### Document excerpt
--------------------

Sorry - I can't change the Title, I put something random in whilst checking my Latex syntax now I can't change it to something more appropriate could a mod please do it for me? Thanks

I've copied out the next question and my attempt at an answer, could you please advise as to what I have got wrong;

a)In the each of the following parts, you should simplify your answers where it is appropriate to do so.

a)

i) Write down the derivative of each of the functions

$\displaystyle f(x)=x^6$ and $\displaystyle g(x)=e^{4x}$

ii) Hence, by using the Product Rule, differentiate the funtion

$\displaystyle k(x)=x^6 e^{4x}$

b)

i) Write down the derivative of each of the functions

$\displaystyle f(t)=8-t^3$ and $\displaystyle g(t)=\cos(3t)$

ii) Hence, by using the Quotient Rule, differentiate the funtion

$\displaystyle k(t)=\frac{8-t^3}{cos(3t)}$ $\displaystyle (-\frac{1}{6}\pi<t<\frac{1}{6}\pi)$

c)

i) Write down the derivative of the function

$\displaystyle f(x)=5 \ln(2x)$ $\displaystyle (x>0)$

ii) Hence, by using the Product Rule, differentiate the funtion

$\displaystyle k(x)=\sin(5 \ln(2x))$ $\displaystyle (x>0)$

i) The derivatives are;

$\displaystyle f(x)=x^6$

$\displaystyle f'(x)=6x^5$

$\displaystyle g(x)=e^{4x}$

$\displaystyle g'(x)=e^{4x}$

ii) Differentiate the function using the product rule

$\displaystyle k(x)=x^6 e^{4x}$

$\displaystyle k'(x)=(6x^5)(e^{4x}) + (x^6)(e^{4x})$

b)

--------------------

### Listed records

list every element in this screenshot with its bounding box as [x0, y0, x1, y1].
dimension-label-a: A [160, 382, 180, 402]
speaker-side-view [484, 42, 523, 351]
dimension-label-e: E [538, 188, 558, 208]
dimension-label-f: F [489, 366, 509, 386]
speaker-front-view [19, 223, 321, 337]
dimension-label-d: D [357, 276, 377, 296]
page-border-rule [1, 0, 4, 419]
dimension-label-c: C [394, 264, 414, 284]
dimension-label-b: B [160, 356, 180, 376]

--------------------

Continue the calculus forum post on derivatives from its final line onward.

### Task output
i) The derivatives are;

$\displaystyle f(t)=8-t^3$

$\displaystyle f'(t)=-3t^2$

$\displaystyle g(t)=\cos(3t)$

$\displaystyle g'(t)=-\sin(3t)$

ii)Differentiate the function using the Quotient rule

$\displaystyle k(t)=\frac{8-t^3}{cos(3t)}$ $\displaystyle (-\frac{1}{6}\pi<t<\frac{1}{6}\pi)$

$\displaystyle k'(t)\frac{\cos(3t)(-3t^2)-(8-t^3)(\sin(3t))}{\cos(3t)^2}$

c)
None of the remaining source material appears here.